Write every record out again exactly as given.
**** The records
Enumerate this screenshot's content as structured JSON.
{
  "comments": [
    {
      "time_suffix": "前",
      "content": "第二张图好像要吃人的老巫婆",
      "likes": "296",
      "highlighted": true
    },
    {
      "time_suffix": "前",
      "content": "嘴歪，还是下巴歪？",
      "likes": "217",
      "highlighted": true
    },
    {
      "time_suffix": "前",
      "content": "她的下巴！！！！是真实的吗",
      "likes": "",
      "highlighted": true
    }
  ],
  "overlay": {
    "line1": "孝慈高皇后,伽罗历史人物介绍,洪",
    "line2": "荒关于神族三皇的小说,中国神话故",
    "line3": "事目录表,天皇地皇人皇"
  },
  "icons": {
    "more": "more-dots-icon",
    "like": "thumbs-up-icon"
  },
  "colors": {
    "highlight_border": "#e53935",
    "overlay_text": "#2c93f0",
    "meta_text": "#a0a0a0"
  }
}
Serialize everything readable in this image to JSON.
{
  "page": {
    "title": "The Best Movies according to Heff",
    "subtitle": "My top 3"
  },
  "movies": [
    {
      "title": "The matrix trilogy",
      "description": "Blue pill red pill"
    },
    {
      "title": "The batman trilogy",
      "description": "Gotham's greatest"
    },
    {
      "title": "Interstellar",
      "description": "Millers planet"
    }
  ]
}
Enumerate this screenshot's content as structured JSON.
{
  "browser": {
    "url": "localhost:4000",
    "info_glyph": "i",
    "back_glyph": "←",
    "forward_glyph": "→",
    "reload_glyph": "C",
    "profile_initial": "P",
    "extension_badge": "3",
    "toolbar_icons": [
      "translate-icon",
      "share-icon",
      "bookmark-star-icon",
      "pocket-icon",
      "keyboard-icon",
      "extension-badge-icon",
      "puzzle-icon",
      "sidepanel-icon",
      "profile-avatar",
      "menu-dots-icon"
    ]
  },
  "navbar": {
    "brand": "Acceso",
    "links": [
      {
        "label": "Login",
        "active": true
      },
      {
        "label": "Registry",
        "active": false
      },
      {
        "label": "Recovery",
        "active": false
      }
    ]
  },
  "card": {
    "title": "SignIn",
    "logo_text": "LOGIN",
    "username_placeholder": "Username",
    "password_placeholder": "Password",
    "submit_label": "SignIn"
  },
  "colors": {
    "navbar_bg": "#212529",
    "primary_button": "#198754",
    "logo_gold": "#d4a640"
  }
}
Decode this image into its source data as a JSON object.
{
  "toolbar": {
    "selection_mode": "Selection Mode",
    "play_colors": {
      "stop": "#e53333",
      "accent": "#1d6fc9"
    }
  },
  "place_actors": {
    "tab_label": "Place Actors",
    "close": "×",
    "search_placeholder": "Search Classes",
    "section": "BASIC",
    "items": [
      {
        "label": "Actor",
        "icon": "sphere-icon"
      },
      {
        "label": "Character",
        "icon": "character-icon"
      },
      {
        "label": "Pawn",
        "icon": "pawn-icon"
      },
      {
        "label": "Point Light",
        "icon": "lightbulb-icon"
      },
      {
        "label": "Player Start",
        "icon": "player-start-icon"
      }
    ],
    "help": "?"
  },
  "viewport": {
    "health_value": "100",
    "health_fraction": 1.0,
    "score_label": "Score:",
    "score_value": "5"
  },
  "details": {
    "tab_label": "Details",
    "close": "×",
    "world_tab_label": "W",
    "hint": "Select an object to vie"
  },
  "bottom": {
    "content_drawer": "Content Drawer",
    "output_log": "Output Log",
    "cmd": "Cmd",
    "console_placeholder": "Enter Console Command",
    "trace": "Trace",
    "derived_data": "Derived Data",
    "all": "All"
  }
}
********
Correct answer ▸
Enumerate this screenshot's content as structured JSON.
{
  "comments": [
    {
      "time_suffix": "前",
      "content": "第二张图好像要吃人的老巫婆",
      "likes": "296",
      "highlighted": true
    },
    {
      "time_suffix": "前",
      "content": "嘴歪，还是下巴歪？",
      "likes": "217",
      "highlighted": true
    },
    {
      "time_suffix": "前",
      "content": "她的下巴！！！！是真实的吗",
      "likes": "",
      "highlighted": true
    }
  ],
  "overlay": {
    "line1": "孝慈高皇后,伽罗历史人物介绍,洪",
    "line2": "荒关于神族三皇的小说,中国神话故",
    "line3": "事目录表,天皇地皇人皇"
  },
  "icons": {
    "more": "more-dots-icon",
    "like": "thumbs-up-icon"
  },
  "colors": {
    "highlight_border": "#e53935",
    "overlay_text": "#2c93f0",
    "meta_text": "#a0a0a0"
  }
}
Serialize everything readable in this image to JSON.
{
  "page": {
    "title": "The Best Movies according to Heff",
    "subtitle": "My top 3"
  },
  "movies": [
    {
      "title": "The matrix trilogy",
      "description": "Blue pill red pill"
    },
    {
      "title": "The batman trilogy",
      "description": "Gotham's greatest"
    },
    {
      "title": "Interstellar",
      "description": "Millers planet"
    }
  ]
}
Enumerate this screenshot's content as structured JSON.
{
  "browser": {
    "url": "localhost:4000",
    "info_glyph": "i",
    "back_glyph": "←",
    "forward_glyph": "→",
    "reload_glyph": "C",
    "profile_initial": "P",
    "extension_badge": "3",
    "toolbar_icons": [
      "translate-icon",
      "share-icon",
      "bookmark-star-icon",
      "pocket-icon",
      "keyboard-icon",
      "extension-badge-icon",
      "puzzle-icon",
      "sidepanel-icon",
      "profile-avatar",
      "menu-dots-icon"
    ]
  },
  "navbar": {
    "brand": "Acceso",
    "links": [
      {
        "label": "Login",
        "active": true
      },
      {
        "label": "Registry",
        "active": false
      },
      {
        "label": "Recovery",
        "active": false
      }
    ]
  },
  "card": {
    "title": "SignIn",
    "logo_text": "LOGIN",
    "username_placeholder": "Username",
    "password_placeholder": "Password",
    "submit_label": "SignIn"
  },
  "colors": {
    "navbar_bg": "#212529",
    "primary_button": "#198754",
    "logo_gold": "#d4a640"
  }
}
Decode this image into its source data as a JSON object.
{
  "toolbar": {
    "selection_mode": "Selection Mode",
    "play_colors": {
      "stop": "#e53333",
      "accent": "#1d6fc9"
    }
  },
  "place_actors": {
    "tab_label": "Place Actors",
    "close": "×",
    "search_placeholder": "Search Classes",
    "section": "BASIC",
    "items": [
      {
        "label": "Actor",
        "icon": "sphere-icon"
      },
      {
        "label": "Character",
        "icon": "character-icon"
      },
      {
        "label": "Pawn",
        "icon": "pawn-icon"
      },
      {
        "label": "Point Light",
        "icon": "lightbulb-icon"
      },
      {
        "label": "Player Start",
        "icon": "player-start-icon"
      }
    ],
    "help": "?"
  },
  "viewport": {
    "health_value": "100",
    "health_fraction": 1.0,
    "score_label": "Score:",
    "score_value": "5"
  },
  "details": {
    "tab_label": "Details",
    "close": "×",
    "world_tab_label": "W",
    "hint": "Select an object to vie"
  },
  "bottom": {
    "content_drawer": "Content Drawer",
    "output_log": "Output Log",
    "cmd": "Cmd",
    "console_placeholder": "Enter Console Command",
    "trace": "Trace",
    "derived_data": "Derived Data",
    "all": "All"
  }
}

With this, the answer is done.